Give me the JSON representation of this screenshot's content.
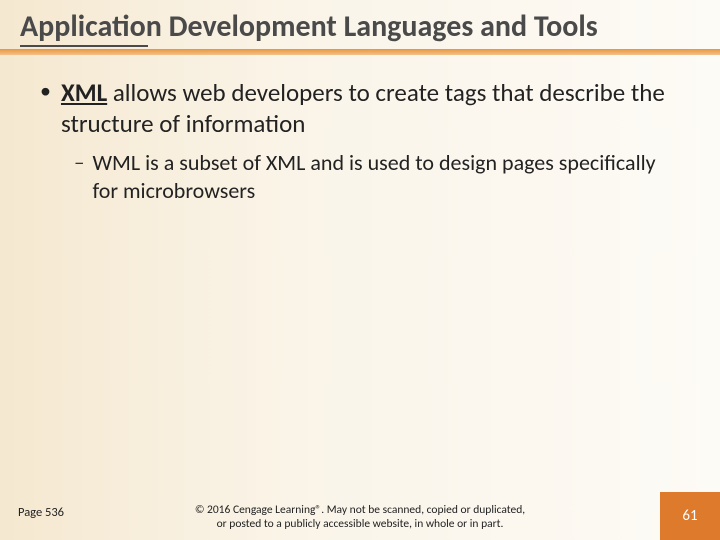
{
  "title": "Application Development Languages and Tools",
  "bullet1": {
    "term": "XML",
    "rest": " allows web developers to create tags that describe the structure of information"
  },
  "bullet2": "WML is a subset of XML and is used to design pages specifically for microbrowsers",
  "pageRef": "Page 536",
  "copyright": "© 2016 Cengage Learning®. May not be scanned, copied or duplicated, or posted to a publicly accessible website, in whole or in part.",
  "slideNumber": "61"
}
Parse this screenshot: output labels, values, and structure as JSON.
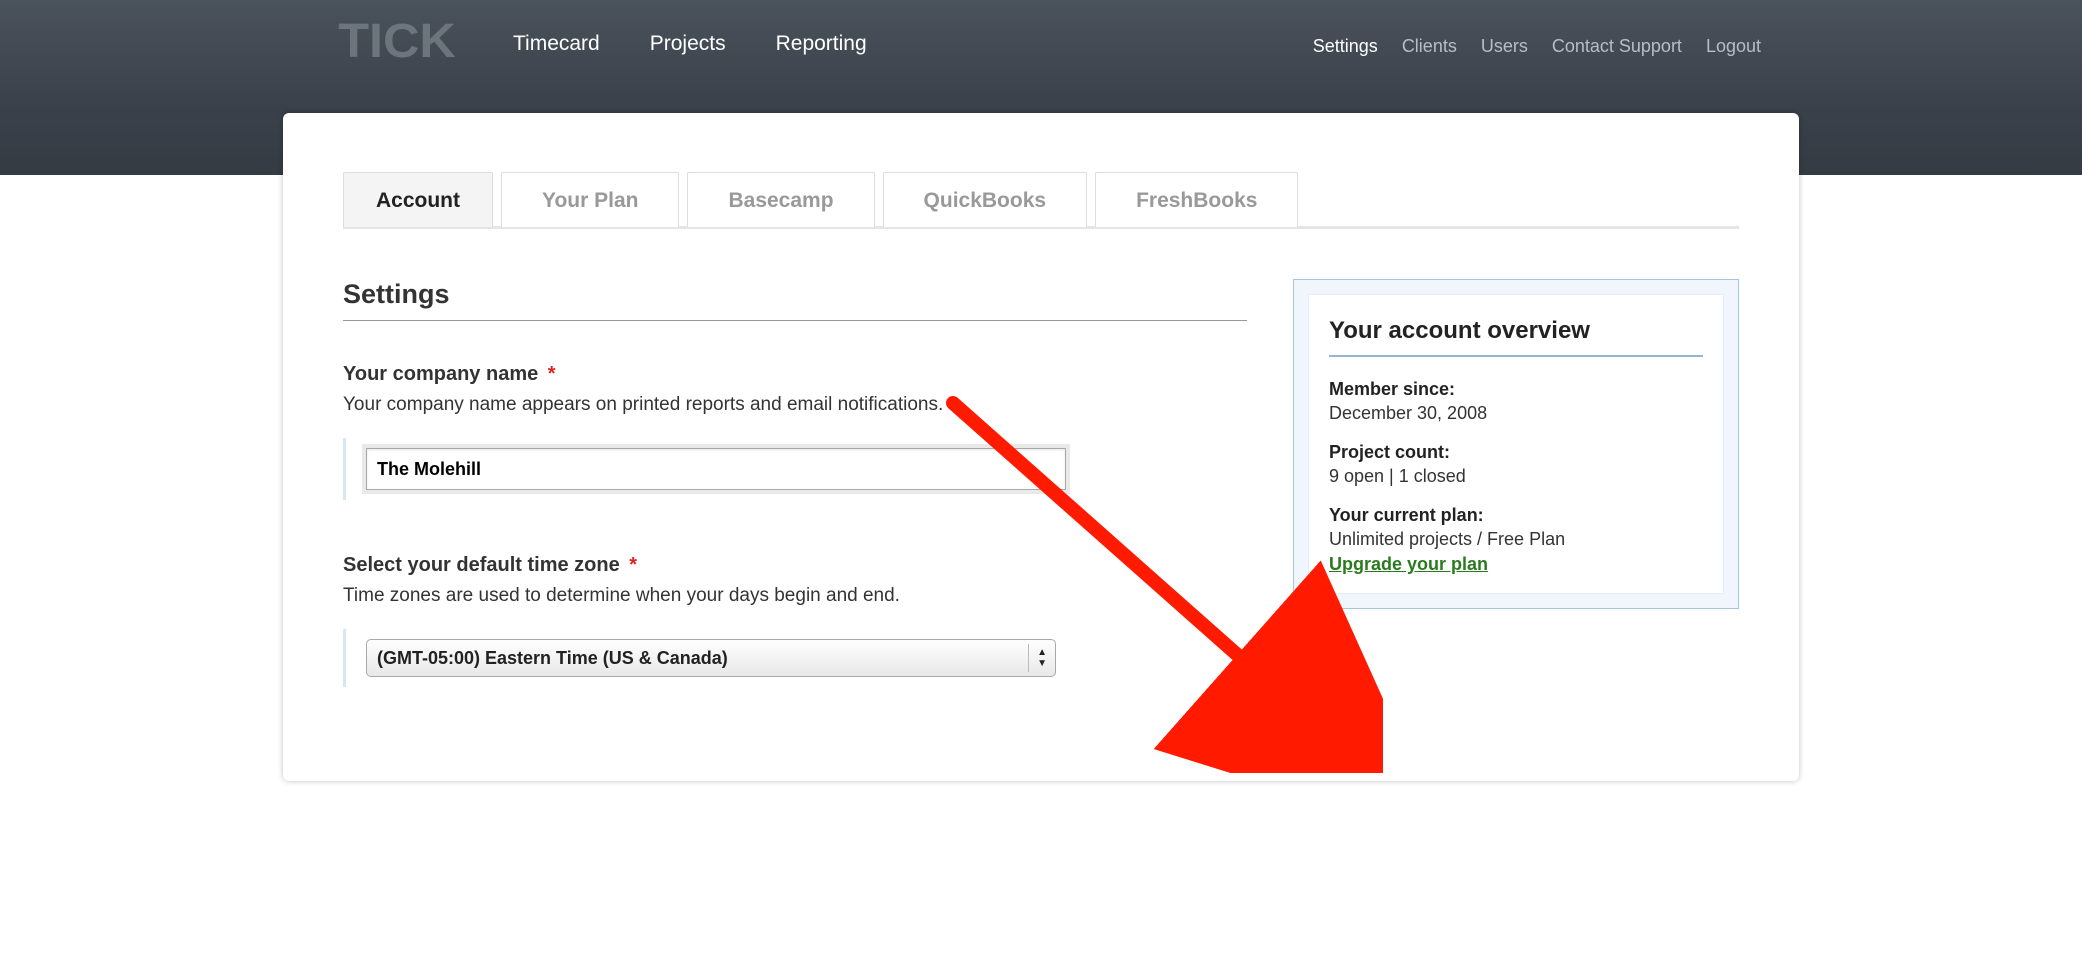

The task: Extract the full listing exactly, with the pictures left out.

Result of the exercise:
Give me the JSON representation of this screenshot's content.
{
  "title": "Application Development Languages and Tools",
  "bullet1": {
    "term": "XML",
    "rest": " allows web developers to create tags that describe the structure of information"
  },
  "bullet2": "WML is a subset of XML and is used to design pages specifically for microbrowsers",
  "pageRef": "Page 536",
  "copyright": "© 2016 Cengage Learning®. May not be scanned, copied or duplicated, or posted to a publicly accessible website, in whole or in part.",
  "slideNumber": "61"
}
Parse this screenshot: output labels, values, and structure as JSON.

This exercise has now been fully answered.